§ Excerpt from a dataset
★ ★ ★ ★ ★ ★ ★
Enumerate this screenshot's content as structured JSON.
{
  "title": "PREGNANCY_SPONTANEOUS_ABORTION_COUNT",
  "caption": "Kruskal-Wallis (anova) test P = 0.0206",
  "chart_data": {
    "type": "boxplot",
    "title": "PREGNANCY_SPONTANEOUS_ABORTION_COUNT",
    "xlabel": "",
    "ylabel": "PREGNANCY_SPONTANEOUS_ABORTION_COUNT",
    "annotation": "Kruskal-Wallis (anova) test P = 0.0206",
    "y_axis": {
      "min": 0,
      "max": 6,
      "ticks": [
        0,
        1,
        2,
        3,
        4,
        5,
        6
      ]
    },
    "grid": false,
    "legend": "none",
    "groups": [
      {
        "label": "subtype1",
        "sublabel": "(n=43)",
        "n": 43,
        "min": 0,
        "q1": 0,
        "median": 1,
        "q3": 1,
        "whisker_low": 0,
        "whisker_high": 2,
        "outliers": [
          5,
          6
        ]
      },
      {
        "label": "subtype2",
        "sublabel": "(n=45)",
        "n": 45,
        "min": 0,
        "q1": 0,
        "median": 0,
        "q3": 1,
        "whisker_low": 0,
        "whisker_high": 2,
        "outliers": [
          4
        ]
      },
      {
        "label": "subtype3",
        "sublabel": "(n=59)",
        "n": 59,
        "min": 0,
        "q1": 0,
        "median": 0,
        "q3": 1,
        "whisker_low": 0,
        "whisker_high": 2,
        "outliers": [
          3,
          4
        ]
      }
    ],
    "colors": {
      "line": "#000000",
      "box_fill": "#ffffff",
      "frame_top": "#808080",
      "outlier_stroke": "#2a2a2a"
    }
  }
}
★ ★ ★ ★ ★ ★ ★
Above are some records. Count the lines among them with the word "anova", and answer with the number only.

2